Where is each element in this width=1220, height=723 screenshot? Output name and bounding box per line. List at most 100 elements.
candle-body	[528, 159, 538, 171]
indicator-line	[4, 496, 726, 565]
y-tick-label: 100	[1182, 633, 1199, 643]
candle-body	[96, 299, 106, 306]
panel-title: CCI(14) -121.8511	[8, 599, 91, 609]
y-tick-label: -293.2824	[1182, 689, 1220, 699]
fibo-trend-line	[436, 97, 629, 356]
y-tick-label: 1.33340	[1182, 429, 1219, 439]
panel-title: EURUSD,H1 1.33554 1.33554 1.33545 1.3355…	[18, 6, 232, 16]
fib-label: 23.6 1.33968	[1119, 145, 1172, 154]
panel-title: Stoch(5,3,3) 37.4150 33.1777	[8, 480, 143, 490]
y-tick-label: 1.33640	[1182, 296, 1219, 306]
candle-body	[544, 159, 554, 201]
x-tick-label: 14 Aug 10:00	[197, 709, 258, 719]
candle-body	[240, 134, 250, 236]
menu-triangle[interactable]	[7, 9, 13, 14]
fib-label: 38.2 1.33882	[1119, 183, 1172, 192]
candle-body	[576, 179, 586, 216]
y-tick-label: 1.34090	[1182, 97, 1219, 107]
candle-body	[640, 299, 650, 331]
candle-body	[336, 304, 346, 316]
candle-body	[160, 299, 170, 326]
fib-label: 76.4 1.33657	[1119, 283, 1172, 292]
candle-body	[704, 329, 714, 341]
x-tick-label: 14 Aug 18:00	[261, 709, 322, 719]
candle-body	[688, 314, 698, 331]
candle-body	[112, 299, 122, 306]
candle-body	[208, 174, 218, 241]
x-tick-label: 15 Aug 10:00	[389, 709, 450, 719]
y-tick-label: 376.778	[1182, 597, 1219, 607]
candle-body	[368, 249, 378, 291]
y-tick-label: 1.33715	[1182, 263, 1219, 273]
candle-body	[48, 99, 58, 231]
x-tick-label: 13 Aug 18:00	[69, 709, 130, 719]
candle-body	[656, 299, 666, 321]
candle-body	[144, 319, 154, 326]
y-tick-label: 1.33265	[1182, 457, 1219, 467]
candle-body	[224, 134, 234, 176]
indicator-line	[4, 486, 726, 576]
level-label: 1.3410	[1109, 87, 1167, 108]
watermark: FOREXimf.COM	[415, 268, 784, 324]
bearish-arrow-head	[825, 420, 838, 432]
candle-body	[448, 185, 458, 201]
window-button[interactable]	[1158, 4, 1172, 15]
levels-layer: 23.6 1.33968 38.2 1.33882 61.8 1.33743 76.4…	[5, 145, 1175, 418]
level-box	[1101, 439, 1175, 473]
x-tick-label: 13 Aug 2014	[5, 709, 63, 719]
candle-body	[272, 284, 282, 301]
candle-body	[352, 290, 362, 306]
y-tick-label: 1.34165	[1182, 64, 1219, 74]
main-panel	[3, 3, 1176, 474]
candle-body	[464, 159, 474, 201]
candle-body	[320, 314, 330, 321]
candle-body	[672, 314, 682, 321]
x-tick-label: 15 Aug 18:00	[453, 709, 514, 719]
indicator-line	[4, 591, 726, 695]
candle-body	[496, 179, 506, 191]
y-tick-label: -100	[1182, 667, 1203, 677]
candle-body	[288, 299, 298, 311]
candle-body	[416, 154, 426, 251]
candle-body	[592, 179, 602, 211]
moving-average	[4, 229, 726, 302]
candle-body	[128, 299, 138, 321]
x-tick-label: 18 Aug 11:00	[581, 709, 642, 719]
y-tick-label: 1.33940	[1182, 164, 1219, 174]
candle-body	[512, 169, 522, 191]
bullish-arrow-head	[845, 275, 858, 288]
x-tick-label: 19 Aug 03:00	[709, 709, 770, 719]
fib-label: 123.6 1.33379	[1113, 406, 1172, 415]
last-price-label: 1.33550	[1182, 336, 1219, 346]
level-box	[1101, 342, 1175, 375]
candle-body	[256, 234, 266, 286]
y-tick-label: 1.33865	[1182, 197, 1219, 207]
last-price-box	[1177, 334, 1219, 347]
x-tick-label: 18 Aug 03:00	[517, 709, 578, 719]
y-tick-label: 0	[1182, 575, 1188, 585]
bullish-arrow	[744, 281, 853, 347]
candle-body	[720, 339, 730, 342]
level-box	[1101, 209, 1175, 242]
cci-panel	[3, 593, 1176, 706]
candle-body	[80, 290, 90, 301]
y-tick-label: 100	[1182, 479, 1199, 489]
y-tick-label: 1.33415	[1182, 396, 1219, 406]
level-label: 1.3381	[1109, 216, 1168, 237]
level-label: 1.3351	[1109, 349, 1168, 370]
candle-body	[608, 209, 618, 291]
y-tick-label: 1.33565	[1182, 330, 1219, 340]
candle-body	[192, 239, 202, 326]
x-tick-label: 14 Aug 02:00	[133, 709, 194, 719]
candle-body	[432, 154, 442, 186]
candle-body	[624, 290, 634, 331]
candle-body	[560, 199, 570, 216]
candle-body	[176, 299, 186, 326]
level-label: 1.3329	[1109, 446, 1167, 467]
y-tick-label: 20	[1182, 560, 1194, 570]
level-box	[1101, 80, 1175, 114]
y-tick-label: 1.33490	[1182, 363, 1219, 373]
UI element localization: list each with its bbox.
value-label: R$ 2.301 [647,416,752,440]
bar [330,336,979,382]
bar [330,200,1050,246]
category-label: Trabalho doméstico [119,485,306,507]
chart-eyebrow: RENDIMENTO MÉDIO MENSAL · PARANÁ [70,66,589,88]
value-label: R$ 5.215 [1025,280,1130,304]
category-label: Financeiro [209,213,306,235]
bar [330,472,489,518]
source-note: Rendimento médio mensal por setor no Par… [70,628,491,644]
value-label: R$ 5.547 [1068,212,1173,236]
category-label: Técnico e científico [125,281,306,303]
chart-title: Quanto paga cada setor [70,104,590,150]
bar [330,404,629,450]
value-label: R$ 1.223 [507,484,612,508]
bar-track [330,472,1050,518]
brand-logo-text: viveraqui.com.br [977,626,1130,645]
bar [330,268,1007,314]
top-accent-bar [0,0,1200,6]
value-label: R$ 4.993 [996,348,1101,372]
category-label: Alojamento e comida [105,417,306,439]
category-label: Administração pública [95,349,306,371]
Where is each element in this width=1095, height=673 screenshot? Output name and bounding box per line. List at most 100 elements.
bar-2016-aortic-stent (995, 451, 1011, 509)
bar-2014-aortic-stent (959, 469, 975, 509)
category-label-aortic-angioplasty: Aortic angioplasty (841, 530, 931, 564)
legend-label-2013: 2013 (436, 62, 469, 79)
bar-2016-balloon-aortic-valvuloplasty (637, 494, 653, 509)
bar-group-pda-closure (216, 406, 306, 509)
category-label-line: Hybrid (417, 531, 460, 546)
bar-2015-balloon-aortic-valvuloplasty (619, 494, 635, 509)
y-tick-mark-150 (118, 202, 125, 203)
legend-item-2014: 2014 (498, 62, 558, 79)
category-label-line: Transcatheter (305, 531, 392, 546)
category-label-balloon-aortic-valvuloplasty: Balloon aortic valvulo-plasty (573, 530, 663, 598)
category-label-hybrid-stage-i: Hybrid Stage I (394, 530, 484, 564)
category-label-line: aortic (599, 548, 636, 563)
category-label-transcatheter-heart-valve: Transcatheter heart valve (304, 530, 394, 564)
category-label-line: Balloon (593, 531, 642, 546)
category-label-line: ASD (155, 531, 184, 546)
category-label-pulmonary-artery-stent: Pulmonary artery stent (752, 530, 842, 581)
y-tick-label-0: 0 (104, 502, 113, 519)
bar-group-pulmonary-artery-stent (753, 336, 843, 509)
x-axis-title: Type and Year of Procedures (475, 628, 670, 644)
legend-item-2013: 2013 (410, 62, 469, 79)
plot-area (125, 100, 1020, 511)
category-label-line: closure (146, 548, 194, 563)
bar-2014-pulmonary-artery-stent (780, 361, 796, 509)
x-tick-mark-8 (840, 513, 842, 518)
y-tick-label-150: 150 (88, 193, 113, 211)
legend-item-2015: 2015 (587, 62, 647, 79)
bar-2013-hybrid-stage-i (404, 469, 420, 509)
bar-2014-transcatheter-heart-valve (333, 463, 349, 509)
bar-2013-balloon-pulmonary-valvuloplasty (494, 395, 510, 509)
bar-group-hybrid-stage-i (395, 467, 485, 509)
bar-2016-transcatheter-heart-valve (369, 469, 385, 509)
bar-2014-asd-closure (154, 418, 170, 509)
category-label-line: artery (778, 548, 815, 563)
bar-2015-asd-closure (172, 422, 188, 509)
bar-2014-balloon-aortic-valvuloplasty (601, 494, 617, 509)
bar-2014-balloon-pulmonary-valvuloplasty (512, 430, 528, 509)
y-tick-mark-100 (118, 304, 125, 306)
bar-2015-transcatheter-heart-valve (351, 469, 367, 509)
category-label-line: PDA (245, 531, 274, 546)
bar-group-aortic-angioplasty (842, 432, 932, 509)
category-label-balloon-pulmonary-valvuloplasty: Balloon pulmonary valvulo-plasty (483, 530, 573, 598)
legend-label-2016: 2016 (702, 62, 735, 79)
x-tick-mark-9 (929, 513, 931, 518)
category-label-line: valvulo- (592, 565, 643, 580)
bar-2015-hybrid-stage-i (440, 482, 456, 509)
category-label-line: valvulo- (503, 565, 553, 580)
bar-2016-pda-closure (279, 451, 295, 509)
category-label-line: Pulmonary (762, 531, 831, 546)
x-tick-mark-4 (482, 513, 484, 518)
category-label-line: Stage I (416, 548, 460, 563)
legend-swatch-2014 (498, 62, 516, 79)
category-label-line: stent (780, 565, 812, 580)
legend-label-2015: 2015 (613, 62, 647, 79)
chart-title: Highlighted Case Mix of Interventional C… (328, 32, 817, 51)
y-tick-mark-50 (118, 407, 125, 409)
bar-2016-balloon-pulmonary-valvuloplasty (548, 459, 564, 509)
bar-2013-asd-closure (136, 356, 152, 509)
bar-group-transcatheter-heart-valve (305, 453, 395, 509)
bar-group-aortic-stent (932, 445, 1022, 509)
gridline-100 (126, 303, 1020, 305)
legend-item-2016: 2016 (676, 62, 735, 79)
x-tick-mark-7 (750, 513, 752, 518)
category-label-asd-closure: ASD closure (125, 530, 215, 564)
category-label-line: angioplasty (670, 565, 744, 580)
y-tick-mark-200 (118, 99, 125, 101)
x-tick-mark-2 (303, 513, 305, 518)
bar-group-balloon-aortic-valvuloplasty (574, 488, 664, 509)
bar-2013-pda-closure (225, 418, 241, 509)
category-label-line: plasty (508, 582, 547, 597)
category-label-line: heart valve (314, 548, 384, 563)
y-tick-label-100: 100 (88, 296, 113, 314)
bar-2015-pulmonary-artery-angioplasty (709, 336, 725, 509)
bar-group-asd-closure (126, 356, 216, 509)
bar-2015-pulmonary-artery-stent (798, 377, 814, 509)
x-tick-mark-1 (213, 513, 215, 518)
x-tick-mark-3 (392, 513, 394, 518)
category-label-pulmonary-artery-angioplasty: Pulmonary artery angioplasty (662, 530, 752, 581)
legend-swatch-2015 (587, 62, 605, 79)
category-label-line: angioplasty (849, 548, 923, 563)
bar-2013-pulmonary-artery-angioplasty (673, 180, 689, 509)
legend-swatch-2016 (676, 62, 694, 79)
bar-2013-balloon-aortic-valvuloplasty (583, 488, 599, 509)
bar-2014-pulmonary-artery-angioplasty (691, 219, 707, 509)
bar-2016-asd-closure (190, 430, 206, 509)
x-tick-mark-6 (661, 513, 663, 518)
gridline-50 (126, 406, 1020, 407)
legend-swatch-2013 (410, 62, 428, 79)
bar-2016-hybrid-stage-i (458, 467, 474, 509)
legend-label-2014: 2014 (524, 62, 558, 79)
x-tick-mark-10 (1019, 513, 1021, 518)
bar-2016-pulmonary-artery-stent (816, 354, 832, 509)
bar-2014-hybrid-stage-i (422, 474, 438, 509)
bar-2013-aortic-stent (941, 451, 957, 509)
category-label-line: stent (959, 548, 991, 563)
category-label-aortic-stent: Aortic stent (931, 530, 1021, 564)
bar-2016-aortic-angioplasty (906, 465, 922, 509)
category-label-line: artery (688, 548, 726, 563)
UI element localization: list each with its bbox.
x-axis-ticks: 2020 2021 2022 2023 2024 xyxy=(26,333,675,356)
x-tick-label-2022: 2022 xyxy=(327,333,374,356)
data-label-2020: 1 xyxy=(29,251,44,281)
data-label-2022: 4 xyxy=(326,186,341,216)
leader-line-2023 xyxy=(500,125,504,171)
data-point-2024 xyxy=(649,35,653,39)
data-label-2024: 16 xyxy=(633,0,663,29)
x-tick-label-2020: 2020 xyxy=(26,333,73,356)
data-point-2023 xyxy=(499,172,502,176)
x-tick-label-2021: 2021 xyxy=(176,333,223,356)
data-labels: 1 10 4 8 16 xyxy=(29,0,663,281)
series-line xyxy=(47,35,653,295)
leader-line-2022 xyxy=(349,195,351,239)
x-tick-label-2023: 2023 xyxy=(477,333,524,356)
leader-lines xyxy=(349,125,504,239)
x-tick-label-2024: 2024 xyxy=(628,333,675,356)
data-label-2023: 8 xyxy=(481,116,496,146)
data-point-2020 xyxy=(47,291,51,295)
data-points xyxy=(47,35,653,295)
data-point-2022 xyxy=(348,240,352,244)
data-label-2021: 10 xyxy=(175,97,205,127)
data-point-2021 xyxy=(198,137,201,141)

──────────

PROBLEM REQUIREMENTS:
Starting at the beginning of the listing and ending at the line that contains "420, 838, 432]", rewrite those lines with "fib-label" changed to "fibonacci-label" and everything else left as it is.

ANSWER TO THE PROBLEM:
Where is each element in this width=1220, height=723 screenshot? Output name and bounding box per line. List at most 100 elements.
candle-body	[528, 159, 538, 171]
indicator-line	[4, 496, 726, 565]
y-tick-label: 100	[1182, 633, 1199, 643]
candle-body	[96, 299, 106, 306]
panel-title: CCI(14) -121.8511	[8, 599, 91, 609]
y-tick-label: -293.2824	[1182, 689, 1220, 699]
fibo-trend-line	[436, 97, 629, 356]
y-tick-label: 1.33340	[1182, 429, 1219, 439]
panel-title: EURUSD,H1 1.33554 1.33554 1.33545 1.3355…	[18, 6, 232, 16]
fibonacci-label: 23.6 1.33968	[1119, 145, 1172, 154]
panel-title: Stoch(5,3,3) 37.4150 33.1777	[8, 480, 143, 490]
y-tick-label: 1.33640	[1182, 296, 1219, 306]
candle-body	[544, 159, 554, 201]
x-tick-label: 14 Aug 10:00	[197, 709, 258, 719]
candle-body	[240, 134, 250, 236]
menu-triangle[interactable]	[7, 9, 13, 14]
fibonacci-label: 38.2 1.33882	[1119, 183, 1172, 192]
candle-body	[576, 179, 586, 216]
y-tick-label: 1.34090	[1182, 97, 1219, 107]
candle-body	[640, 299, 650, 331]
candle-body	[336, 304, 346, 316]
candle-body	[160, 299, 170, 326]
fibonacci-label: 76.4 1.33657	[1119, 283, 1172, 292]
candle-body	[704, 329, 714, 341]
x-tick-label: 14 Aug 18:00	[261, 709, 322, 719]
candle-body	[688, 314, 698, 331]
candle-body	[112, 299, 122, 306]
candle-body	[208, 174, 218, 241]
x-tick-label: 15 Aug 10:00	[389, 709, 450, 719]
y-tick-label: 376.778	[1182, 597, 1219, 607]
candle-body	[368, 249, 378, 291]
y-tick-label: 1.33715	[1182, 263, 1219, 273]
candle-body	[48, 99, 58, 231]
x-tick-label: 13 Aug 18:00	[69, 709, 130, 719]
candle-body	[656, 299, 666, 321]
candle-body	[144, 319, 154, 326]
y-tick-label: 1.33265	[1182, 457, 1219, 467]
candle-body	[224, 134, 234, 176]
indicator-line	[4, 486, 726, 576]
level-label: 1.3410	[1109, 87, 1167, 108]
watermark: FOREXimf.COM	[415, 268, 784, 324]
bearish-arrow-head	[825, 420, 838, 432]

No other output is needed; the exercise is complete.